* Exercise requirements
Locate the word "远月合约" in the material, then show every line that holds it.

* Dataset items
☆ ☆ ☆ ☆ ☆

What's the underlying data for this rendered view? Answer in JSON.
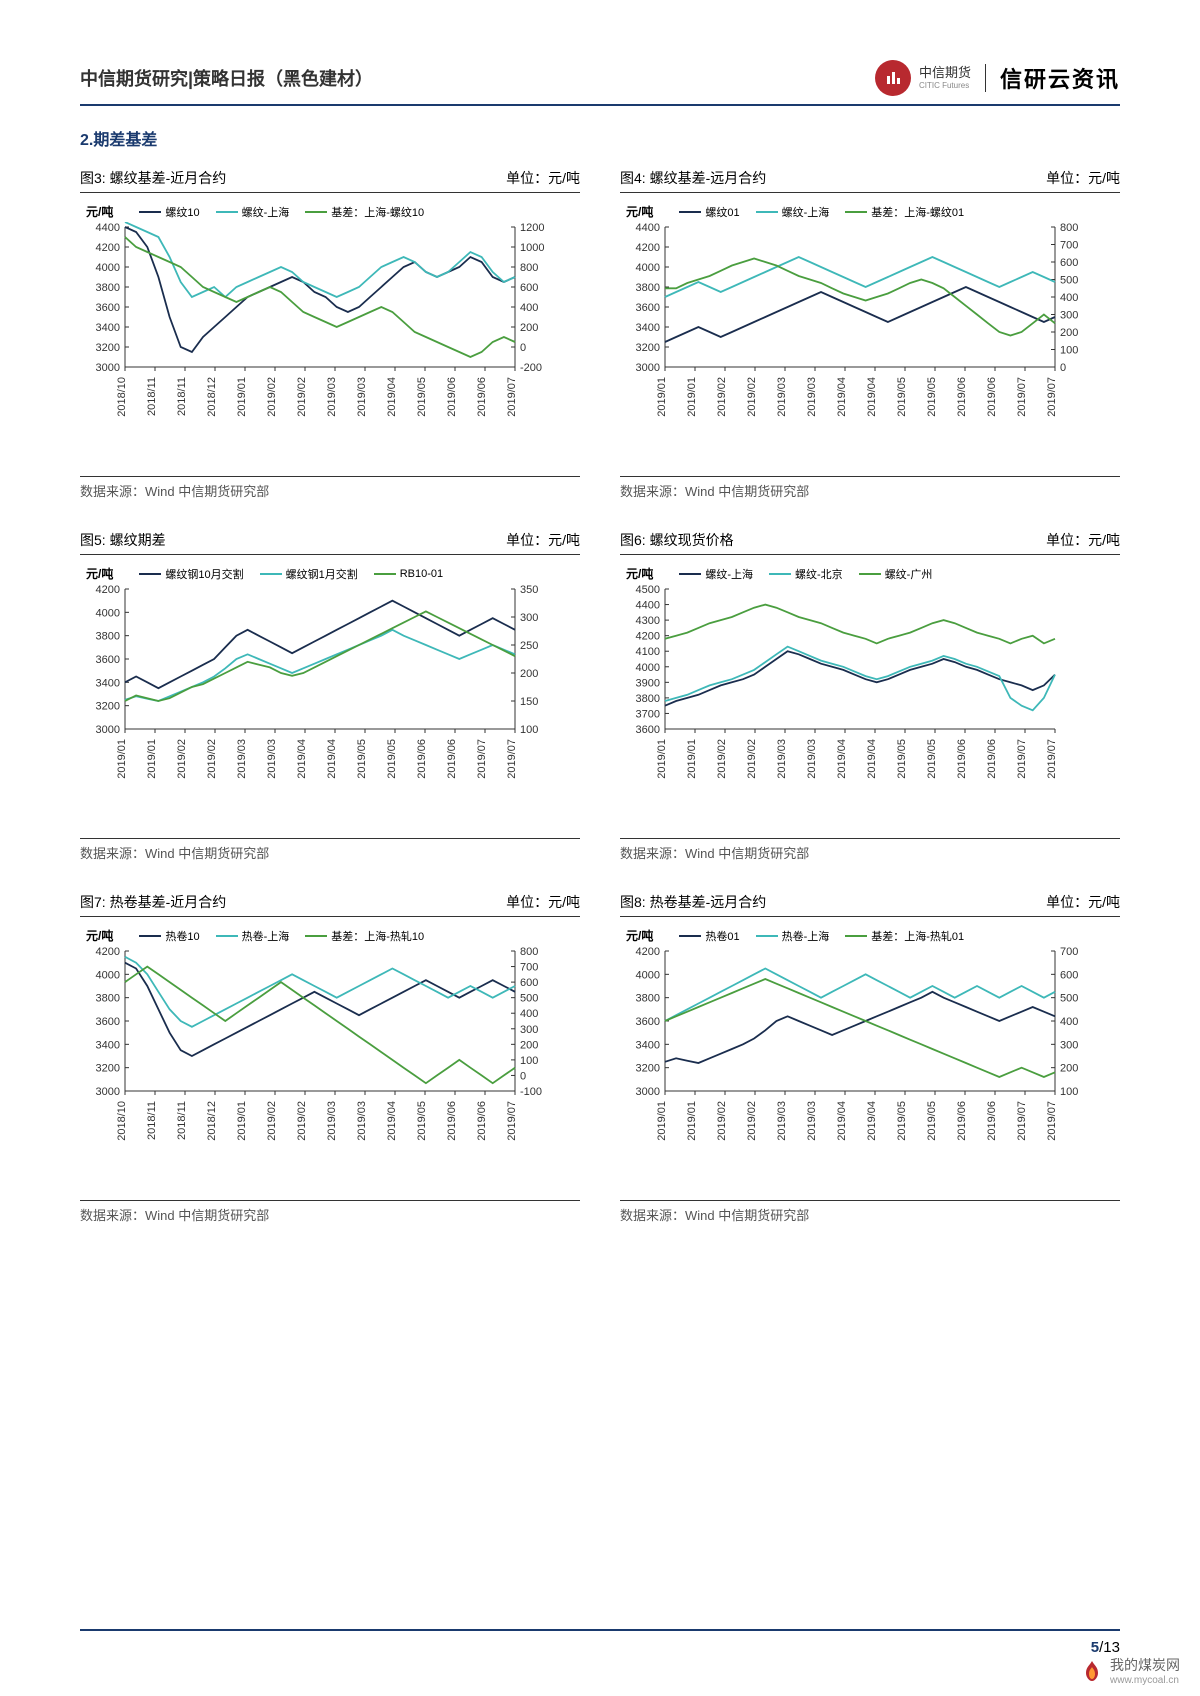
{
  "header": {
    "left": "中信期货研究|策略日报（黑色建材）",
    "logo_main": "中信期货",
    "logo_sub": "CITIC Futures",
    "brand": "信研云资讯"
  },
  "section_title": "2.期差基差",
  "data_source": "数据来源：Wind  中信期货研究部",
  "colors": {
    "dark_navy": "#1a2d4e",
    "teal": "#3eb8b8",
    "green": "#4a9e3f",
    "axis": "#333333",
    "grid": "#cccccc",
    "header_blue": "#1a3a6e",
    "logo_red": "#b8292f"
  },
  "charts": [
    {
      "id": "chart3",
      "title": "图3: 螺纹基差-近月合约",
      "unit": "单位：元/吨",
      "y_left_title": "元/吨",
      "y_left": {
        "min": 3000,
        "max": 4400,
        "step": 200
      },
      "y_right": {
        "min": -200,
        "max": 1200,
        "step": 200
      },
      "x_labels": [
        "2018/10",
        "2018/11",
        "2018/11",
        "2018/12",
        "2019/01",
        "2019/02",
        "2019/02",
        "2019/03",
        "2019/03",
        "2019/04",
        "2019/05",
        "2019/06",
        "2019/06",
        "2019/07"
      ],
      "legend": [
        {
          "name": "螺纹10",
          "color": "#1a2d4e"
        },
        {
          "name": "螺纹-上海",
          "color": "#3eb8b8"
        },
        {
          "name": "基差：上海-螺纹10",
          "color": "#4a9e3f"
        }
      ],
      "series": [
        {
          "color": "#1a2d4e",
          "axis": "left",
          "data": [
            4400,
            4350,
            4200,
            3900,
            3500,
            3200,
            3150,
            3300,
            3400,
            3500,
            3600,
            3700,
            3750,
            3800,
            3850,
            3900,
            3850,
            3750,
            3700,
            3600,
            3550,
            3600,
            3700,
            3800,
            3900,
            4000,
            4050,
            3950,
            3900,
            3950,
            4000,
            4100,
            4050,
            3900,
            3850,
            3900
          ]
        },
        {
          "color": "#3eb8b8",
          "axis": "left",
          "data": [
            4450,
            4400,
            4350,
            4300,
            4100,
            3850,
            3700,
            3750,
            3800,
            3700,
            3800,
            3850,
            3900,
            3950,
            4000,
            3950,
            3850,
            3800,
            3750,
            3700,
            3750,
            3800,
            3900,
            4000,
            4050,
            4100,
            4050,
            3950,
            3900,
            3950,
            4050,
            4150,
            4100,
            3950,
            3850,
            3900
          ]
        },
        {
          "color": "#4a9e3f",
          "axis": "right",
          "data": [
            1100,
            1000,
            950,
            900,
            850,
            800,
            700,
            600,
            550,
            500,
            450,
            500,
            550,
            600,
            550,
            450,
            350,
            300,
            250,
            200,
            250,
            300,
            350,
            400,
            350,
            250,
            150,
            100,
            50,
            0,
            -50,
            -100,
            -50,
            50,
            100,
            50
          ]
        }
      ]
    },
    {
      "id": "chart4",
      "title": "图4: 螺纹基差-远月合约",
      "unit": "单位：元/吨",
      "y_left_title": "元/吨",
      "y_left": {
        "min": 3000,
        "max": 4400,
        "step": 200
      },
      "y_right": {
        "min": 0,
        "max": 800,
        "step": 100
      },
      "x_labels": [
        "2019/01",
        "2019/01",
        "2019/02",
        "2019/02",
        "2019/03",
        "2019/03",
        "2019/04",
        "2019/04",
        "2019/05",
        "2019/05",
        "2019/06",
        "2019/06",
        "2019/07",
        "2019/07"
      ],
      "legend": [
        {
          "name": "螺纹01",
          "color": "#1a2d4e"
        },
        {
          "name": "螺纹-上海",
          "color": "#3eb8b8"
        },
        {
          "name": "基差：上海-螺纹01",
          "color": "#4a9e3f"
        }
      ],
      "series": [
        {
          "color": "#1a2d4e",
          "axis": "left",
          "data": [
            3250,
            3300,
            3350,
            3400,
            3350,
            3300,
            3350,
            3400,
            3450,
            3500,
            3550,
            3600,
            3650,
            3700,
            3750,
            3700,
            3650,
            3600,
            3550,
            3500,
            3450,
            3500,
            3550,
            3600,
            3650,
            3700,
            3750,
            3800,
            3750,
            3700,
            3650,
            3600,
            3550,
            3500,
            3450,
            3500
          ]
        },
        {
          "color": "#3eb8b8",
          "axis": "left",
          "data": [
            3700,
            3750,
            3800,
            3850,
            3800,
            3750,
            3800,
            3850,
            3900,
            3950,
            4000,
            4050,
            4100,
            4050,
            4000,
            3950,
            3900,
            3850,
            3800,
            3850,
            3900,
            3950,
            4000,
            4050,
            4100,
            4050,
            4000,
            3950,
            3900,
            3850,
            3800,
            3850,
            3900,
            3950,
            3900,
            3850
          ]
        },
        {
          "color": "#4a9e3f",
          "axis": "right",
          "data": [
            450,
            450,
            480,
            500,
            520,
            550,
            580,
            600,
            620,
            600,
            580,
            550,
            520,
            500,
            480,
            450,
            420,
            400,
            380,
            400,
            420,
            450,
            480,
            500,
            480,
            450,
            400,
            350,
            300,
            250,
            200,
            180,
            200,
            250,
            300,
            250
          ]
        }
      ]
    },
    {
      "id": "chart5",
      "title": "图5: 螺纹期差",
      "unit": "单位：元/吨",
      "y_left_title": "元/吨",
      "y_left": {
        "min": 3000,
        "max": 4200,
        "step": 200
      },
      "y_right": {
        "min": 100,
        "max": 350,
        "step": 50
      },
      "x_labels": [
        "2019/01",
        "2019/01",
        "2019/02",
        "2019/02",
        "2019/03",
        "2019/03",
        "2019/04",
        "2019/04",
        "2019/05",
        "2019/05",
        "2019/06",
        "2019/06",
        "2019/07",
        "2019/07"
      ],
      "legend": [
        {
          "name": "螺纹钢10月交割",
          "color": "#1a2d4e"
        },
        {
          "name": "螺纹钢1月交割",
          "color": "#3eb8b8"
        },
        {
          "name": "RB10-01",
          "color": "#4a9e3f"
        }
      ],
      "series": [
        {
          "color": "#1a2d4e",
          "axis": "left",
          "data": [
            3400,
            3450,
            3400,
            3350,
            3400,
            3450,
            3500,
            3550,
            3600,
            3700,
            3800,
            3850,
            3800,
            3750,
            3700,
            3650,
            3700,
            3750,
            3800,
            3850,
            3900,
            3950,
            4000,
            4050,
            4100,
            4050,
            4000,
            3950,
            3900,
            3850,
            3800,
            3850,
            3900,
            3950,
            3900,
            3850
          ]
        },
        {
          "color": "#3eb8b8",
          "axis": "left",
          "data": [
            3250,
            3280,
            3260,
            3240,
            3280,
            3320,
            3360,
            3400,
            3450,
            3520,
            3600,
            3640,
            3600,
            3560,
            3520,
            3480,
            3520,
            3560,
            3600,
            3640,
            3680,
            3720,
            3760,
            3800,
            3850,
            3800,
            3760,
            3720,
            3680,
            3640,
            3600,
            3640,
            3680,
            3720,
            3680,
            3640
          ]
        },
        {
          "color": "#4a9e3f",
          "axis": "right",
          "data": [
            150,
            160,
            155,
            150,
            155,
            165,
            175,
            180,
            190,
            200,
            210,
            220,
            215,
            210,
            200,
            195,
            200,
            210,
            220,
            230,
            240,
            250,
            260,
            270,
            280,
            290,
            300,
            310,
            300,
            290,
            280,
            270,
            260,
            250,
            240,
            230
          ]
        }
      ]
    },
    {
      "id": "chart6",
      "title": "图6: 螺纹现货价格",
      "unit": "单位：元/吨",
      "y_left_title": "元/吨",
      "y_left": {
        "min": 3600,
        "max": 4500,
        "step": 100
      },
      "y_right": null,
      "x_labels": [
        "2019/01",
        "2019/01",
        "2019/02",
        "2019/02",
        "2019/03",
        "2019/03",
        "2019/04",
        "2019/04",
        "2019/05",
        "2019/05",
        "2019/06",
        "2019/06",
        "2019/07",
        "2019/07"
      ],
      "legend": [
        {
          "name": "螺纹-上海",
          "color": "#1a2d4e"
        },
        {
          "name": "螺纹-北京",
          "color": "#3eb8b8"
        },
        {
          "name": "螺纹-广州",
          "color": "#4a9e3f"
        }
      ],
      "series": [
        {
          "color": "#1a2d4e",
          "axis": "left",
          "data": [
            3750,
            3780,
            3800,
            3820,
            3850,
            3880,
            3900,
            3920,
            3950,
            4000,
            4050,
            4100,
            4080,
            4050,
            4020,
            4000,
            3980,
            3950,
            3920,
            3900,
            3920,
            3950,
            3980,
            4000,
            4020,
            4050,
            4030,
            4000,
            3980,
            3950,
            3920,
            3900,
            3880,
            3850,
            3880,
            3950
          ]
        },
        {
          "color": "#3eb8b8",
          "axis": "left",
          "data": [
            3780,
            3800,
            3820,
            3850,
            3880,
            3900,
            3920,
            3950,
            3980,
            4030,
            4080,
            4130,
            4100,
            4070,
            4040,
            4020,
            4000,
            3970,
            3940,
            3920,
            3940,
            3970,
            4000,
            4020,
            4040,
            4070,
            4050,
            4020,
            4000,
            3970,
            3940,
            3800,
            3750,
            3720,
            3800,
            3950
          ]
        },
        {
          "color": "#4a9e3f",
          "axis": "left",
          "data": [
            4180,
            4200,
            4220,
            4250,
            4280,
            4300,
            4320,
            4350,
            4380,
            4400,
            4380,
            4350,
            4320,
            4300,
            4280,
            4250,
            4220,
            4200,
            4180,
            4150,
            4180,
            4200,
            4220,
            4250,
            4280,
            4300,
            4280,
            4250,
            4220,
            4200,
            4180,
            4150,
            4180,
            4200,
            4150,
            4180
          ]
        }
      ]
    },
    {
      "id": "chart7",
      "title": "图7: 热卷基差-近月合约",
      "unit": "单位：元/吨",
      "y_left_title": "元/吨",
      "y_left": {
        "min": 3000,
        "max": 4200,
        "step": 200
      },
      "y_right": {
        "min": -100,
        "max": 800,
        "step": 100
      },
      "x_labels": [
        "2018/10",
        "2018/11",
        "2018/11",
        "2018/12",
        "2019/01",
        "2019/02",
        "2019/02",
        "2019/03",
        "2019/03",
        "2019/04",
        "2019/05",
        "2019/06",
        "2019/06",
        "2019/07"
      ],
      "legend": [
        {
          "name": "热卷10",
          "color": "#1a2d4e"
        },
        {
          "name": "热卷-上海",
          "color": "#3eb8b8"
        },
        {
          "name": "基差：上海-热轧10",
          "color": "#4a9e3f"
        }
      ],
      "series": [
        {
          "color": "#1a2d4e",
          "axis": "left",
          "data": [
            4100,
            4050,
            3900,
            3700,
            3500,
            3350,
            3300,
            3350,
            3400,
            3450,
            3500,
            3550,
            3600,
            3650,
            3700,
            3750,
            3800,
            3850,
            3800,
            3750,
            3700,
            3650,
            3700,
            3750,
            3800,
            3850,
            3900,
            3950,
            3900,
            3850,
            3800,
            3850,
            3900,
            3950,
            3900,
            3850
          ]
        },
        {
          "color": "#3eb8b8",
          "axis": "left",
          "data": [
            4150,
            4100,
            4000,
            3850,
            3700,
            3600,
            3550,
            3600,
            3650,
            3700,
            3750,
            3800,
            3850,
            3900,
            3950,
            4000,
            3950,
            3900,
            3850,
            3800,
            3850,
            3900,
            3950,
            4000,
            4050,
            4000,
            3950,
            3900,
            3850,
            3800,
            3850,
            3900,
            3850,
            3800,
            3850,
            3900
          ]
        },
        {
          "color": "#4a9e3f",
          "axis": "right",
          "data": [
            600,
            650,
            700,
            650,
            600,
            550,
            500,
            450,
            400,
            350,
            400,
            450,
            500,
            550,
            600,
            550,
            500,
            450,
            400,
            350,
            300,
            250,
            200,
            150,
            100,
            50,
            0,
            -50,
            0,
            50,
            100,
            50,
            0,
            -50,
            0,
            50
          ]
        }
      ]
    },
    {
      "id": "chart8",
      "title": "图8: 热卷基差-远月合约",
      "unit": "单位：元/吨",
      "y_left_title": "元/吨",
      "y_left": {
        "min": 3000,
        "max": 4200,
        "step": 200
      },
      "y_right": {
        "min": 100,
        "max": 700,
        "step": 100
      },
      "x_labels": [
        "2019/01",
        "2019/01",
        "2019/02",
        "2019/02",
        "2019/03",
        "2019/03",
        "2019/04",
        "2019/04",
        "2019/05",
        "2019/05",
        "2019/06",
        "2019/06",
        "2019/07",
        "2019/07"
      ],
      "legend": [
        {
          "name": "热卷01",
          "color": "#1a2d4e"
        },
        {
          "name": "热卷-上海",
          "color": "#3eb8b8"
        },
        {
          "name": "基差：上海-热轧01",
          "color": "#4a9e3f"
        }
      ],
      "series": [
        {
          "color": "#1a2d4e",
          "axis": "left",
          "data": [
            3250,
            3280,
            3260,
            3240,
            3280,
            3320,
            3360,
            3400,
            3450,
            3520,
            3600,
            3640,
            3600,
            3560,
            3520,
            3480,
            3520,
            3560,
            3600,
            3640,
            3680,
            3720,
            3760,
            3800,
            3850,
            3800,
            3760,
            3720,
            3680,
            3640,
            3600,
            3640,
            3680,
            3720,
            3680,
            3640
          ]
        },
        {
          "color": "#3eb8b8",
          "axis": "left",
          "data": [
            3600,
            3650,
            3700,
            3750,
            3800,
            3850,
            3900,
            3950,
            4000,
            4050,
            4000,
            3950,
            3900,
            3850,
            3800,
            3850,
            3900,
            3950,
            4000,
            3950,
            3900,
            3850,
            3800,
            3850,
            3900,
            3850,
            3800,
            3850,
            3900,
            3850,
            3800,
            3850,
            3900,
            3850,
            3800,
            3850
          ]
        },
        {
          "color": "#4a9e3f",
          "axis": "right",
          "data": [
            400,
            420,
            440,
            460,
            480,
            500,
            520,
            540,
            560,
            580,
            560,
            540,
            520,
            500,
            480,
            460,
            440,
            420,
            400,
            380,
            360,
            340,
            320,
            300,
            280,
            260,
            240,
            220,
            200,
            180,
            160,
            180,
            200,
            180,
            160,
            180
          ]
        }
      ]
    }
  ],
  "page": {
    "current": "5",
    "total": "/13"
  },
  "watermark": {
    "text": "我的煤炭网",
    "url": "www.mycoal.cn"
  }
}
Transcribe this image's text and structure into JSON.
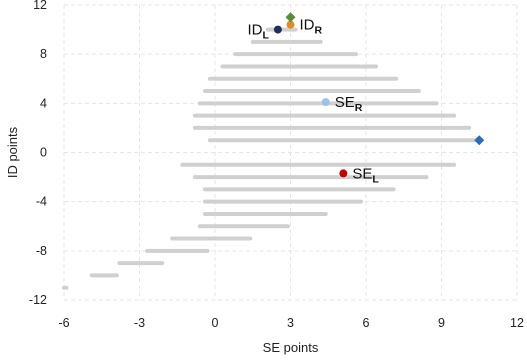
{
  "chart_data": {
    "type": "scatter",
    "title": "",
    "xlabel": "SE points",
    "ylabel": "ID points",
    "xlim": [
      -6,
      12
    ],
    "ylim": [
      -12,
      12
    ],
    "x_ticks": [
      "-6",
      "-3",
      "0",
      "3",
      "6",
      "9",
      "12"
    ],
    "y_ticks": [
      "12",
      "8",
      "4",
      "0",
      "-4",
      "-8",
      "-12"
    ],
    "grid": true,
    "series": [
      {
        "kind": "range-band",
        "color": "#d0d0d0",
        "rows": [
          {
            "y": 10.0,
            "x_start": 2.1,
            "x_end": 3.2
          },
          {
            "y": 9.0,
            "x_start": 1.5,
            "x_end": 4.2
          },
          {
            "y": 8.0,
            "x_start": 0.8,
            "x_end": 5.6
          },
          {
            "y": 7.0,
            "x_start": 0.3,
            "x_end": 6.4
          },
          {
            "y": 6.0,
            "x_start": -0.2,
            "x_end": 7.2
          },
          {
            "y": 5.0,
            "x_start": -0.4,
            "x_end": 8.1
          },
          {
            "y": 4.0,
            "x_start": -0.6,
            "x_end": 8.8
          },
          {
            "y": 3.0,
            "x_start": -0.8,
            "x_end": 9.5
          },
          {
            "y": 2.0,
            "x_start": -0.8,
            "x_end": 10.1
          },
          {
            "y": 1.0,
            "x_start": -0.2,
            "x_end": 10.5
          },
          {
            "y": -1.0,
            "x_start": -1.3,
            "x_end": 9.5
          },
          {
            "y": -2.0,
            "x_start": -0.8,
            "x_end": 8.4
          },
          {
            "y": -3.0,
            "x_start": -0.4,
            "x_end": 7.1
          },
          {
            "y": -4.0,
            "x_start": -0.4,
            "x_end": 5.8
          },
          {
            "y": -5.0,
            "x_start": -0.4,
            "x_end": 4.4
          },
          {
            "y": -6.0,
            "x_start": -0.6,
            "x_end": 2.9
          },
          {
            "y": -7.0,
            "x_start": -1.7,
            "x_end": 1.4
          },
          {
            "y": -8.0,
            "x_start": -2.7,
            "x_end": -0.3
          },
          {
            "y": -9.0,
            "x_start": -3.8,
            "x_end": -2.1
          },
          {
            "y": -10.0,
            "x_start": -4.9,
            "x_end": -3.9
          },
          {
            "y": -11.0,
            "x_start": -6.0,
            "x_end": -5.9
          }
        ]
      },
      {
        "kind": "markers",
        "points": [
          {
            "id": "id-l",
            "x": 2.5,
            "y": 10.0,
            "shape": "circle",
            "color": "#1f2f5a",
            "label": "ID",
            "sub": "L",
            "label_side": "left"
          },
          {
            "id": "id-r",
            "x": 3.0,
            "y": 10.4,
            "shape": "circle",
            "color": "#e08a2c",
            "label": "ID",
            "sub": "R",
            "label_side": "right"
          },
          {
            "id": "green",
            "x": 3.0,
            "y": 11.0,
            "shape": "diamond",
            "color": "#5b8c3a",
            "label": "",
            "sub": "",
            "label_side": "none"
          },
          {
            "id": "se-r",
            "x": 4.4,
            "y": 4.1,
            "shape": "circle",
            "color": "#9cc3e6",
            "label": "SE",
            "sub": "R",
            "label_side": "right"
          },
          {
            "id": "se-l",
            "x": 5.1,
            "y": -1.7,
            "shape": "circle",
            "color": "#c00000",
            "label": "SE",
            "sub": "L",
            "label_side": "right"
          },
          {
            "id": "blue",
            "x": 10.5,
            "y": 1.0,
            "shape": "diamond",
            "color": "#2e6db4",
            "label": "",
            "sub": "",
            "label_side": "none"
          }
        ]
      }
    ]
  }
}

☆ ☆ ☆ ☆ ☆

* Solution
      "title": "图4: 螺纹基差-远月合约",
      "title": "图8: 热卷基差-远月合约",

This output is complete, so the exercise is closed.